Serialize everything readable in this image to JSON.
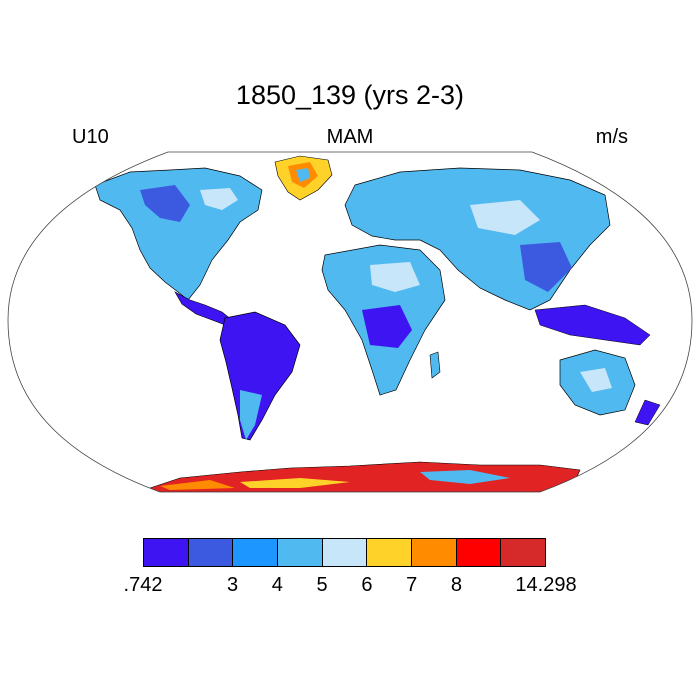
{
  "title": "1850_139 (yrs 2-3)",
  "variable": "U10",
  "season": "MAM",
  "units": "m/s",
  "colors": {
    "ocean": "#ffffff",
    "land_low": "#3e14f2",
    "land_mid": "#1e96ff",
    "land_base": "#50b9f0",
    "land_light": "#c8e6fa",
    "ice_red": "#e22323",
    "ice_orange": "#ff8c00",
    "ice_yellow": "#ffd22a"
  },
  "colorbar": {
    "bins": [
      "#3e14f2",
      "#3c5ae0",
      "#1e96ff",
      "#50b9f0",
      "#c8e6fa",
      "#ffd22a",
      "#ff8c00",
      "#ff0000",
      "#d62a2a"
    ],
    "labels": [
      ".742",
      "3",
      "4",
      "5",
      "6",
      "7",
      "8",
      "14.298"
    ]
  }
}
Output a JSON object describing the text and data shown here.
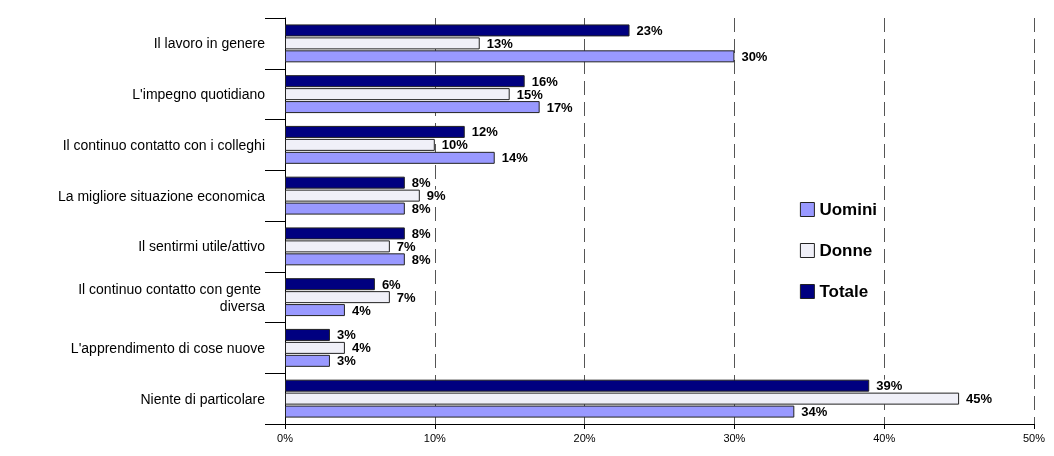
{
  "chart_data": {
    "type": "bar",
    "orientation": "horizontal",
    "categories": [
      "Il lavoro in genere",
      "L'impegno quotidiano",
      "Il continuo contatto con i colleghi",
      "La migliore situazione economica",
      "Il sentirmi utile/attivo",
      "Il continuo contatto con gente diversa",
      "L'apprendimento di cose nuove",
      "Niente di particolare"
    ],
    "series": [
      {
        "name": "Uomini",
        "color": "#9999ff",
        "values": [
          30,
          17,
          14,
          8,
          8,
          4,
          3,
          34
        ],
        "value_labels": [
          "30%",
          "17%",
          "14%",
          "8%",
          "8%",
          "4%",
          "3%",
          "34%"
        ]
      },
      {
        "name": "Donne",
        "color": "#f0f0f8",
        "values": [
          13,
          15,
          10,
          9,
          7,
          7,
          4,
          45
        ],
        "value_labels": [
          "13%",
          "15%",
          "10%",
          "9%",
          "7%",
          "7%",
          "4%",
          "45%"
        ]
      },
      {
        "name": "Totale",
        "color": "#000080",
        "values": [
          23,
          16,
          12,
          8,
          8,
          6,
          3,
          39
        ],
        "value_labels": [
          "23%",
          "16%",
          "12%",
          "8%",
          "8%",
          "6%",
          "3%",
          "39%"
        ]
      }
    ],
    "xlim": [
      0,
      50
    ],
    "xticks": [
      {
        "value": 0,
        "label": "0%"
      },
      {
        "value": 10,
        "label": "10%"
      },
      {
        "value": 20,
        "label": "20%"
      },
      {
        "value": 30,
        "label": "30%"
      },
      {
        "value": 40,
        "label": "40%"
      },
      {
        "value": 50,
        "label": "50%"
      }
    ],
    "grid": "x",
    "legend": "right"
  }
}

▶ _CHALLENGE_
Generate a word-for-word copy of the preceding records, excluding all pictures.

▶ _SOLVED EXERCISE_
Serialize everything readable in this image to JSON.
{
  "title": "1850_139 (yrs 2-3)",
  "variable": "U10",
  "season": "MAM",
  "units": "m/s",
  "colors": {
    "ocean": "#ffffff",
    "land_low": "#3e14f2",
    "land_mid": "#1e96ff",
    "land_base": "#50b9f0",
    "land_light": "#c8e6fa",
    "ice_red": "#e22323",
    "ice_orange": "#ff8c00",
    "ice_yellow": "#ffd22a"
  },
  "colorbar": {
    "bins": [
      "#3e14f2",
      "#3c5ae0",
      "#1e96ff",
      "#50b9f0",
      "#c8e6fa",
      "#ffd22a",
      "#ff8c00",
      "#ff0000",
      "#d62a2a"
    ],
    "labels": [
      ".742",
      "3",
      "4",
      "5",
      "6",
      "7",
      "8",
      "14.298"
    ]
  }
}
Output a JSON object describing the text and data shown here.
{
  "chart_data": {
    "type": "bar",
    "orientation": "horizontal",
    "categories": [
      "Il lavoro in genere",
      "L'impegno quotidiano",
      "Il continuo contatto con i colleghi",
      "La migliore situazione economica",
      "Il sentirmi utile/attivo",
      "Il continuo contatto con gente diversa",
      "L'apprendimento di cose nuove",
      "Niente di particolare"
    ],
    "series": [
      {
        "name": "Uomini",
        "color": "#9999ff",
        "values": [
          30,
          17,
          14,
          8,
          8,
          4,
          3,
          34
        ],
        "value_labels": [
          "30%",
          "17%",
          "14%",
          "8%",
          "8%",
          "4%",
          "3%",
          "34%"
        ]
      },
      {
        "name": "Donne",
        "color": "#f0f0f8",
        "values": [
          13,
          15,
          10,
          9,
          7,
          7,
          4,
          45
        ],
        "value_labels": [
          "13%",
          "15%",
          "10%",
          "9%",
          "7%",
          "7%",
          "4%",
          "45%"
        ]
      },
      {
        "name": "Totale",
        "color": "#000080",
        "values": [
          23,
          16,
          12,
          8,
          8,
          6,
          3,
          39
        ],
        "value_labels": [
          "23%",
          "16%",
          "12%",
          "8%",
          "8%",
          "6%",
          "3%",
          "39%"
        ]
      }
    ],
    "xlim": [
      0,
      50
    ],
    "xticks": [
      {
        "value": 0,
        "label": "0%"
      },
      {
        "value": 10,
        "label": "10%"
      },
      {
        "value": 20,
        "label": "20%"
      },
      {
        "value": 30,
        "label": "30%"
      },
      {
        "value": 40,
        "label": "40%"
      },
      {
        "value": 50,
        "label": "50%"
      }
    ],
    "grid": "x",
    "legend": "right"
  }
}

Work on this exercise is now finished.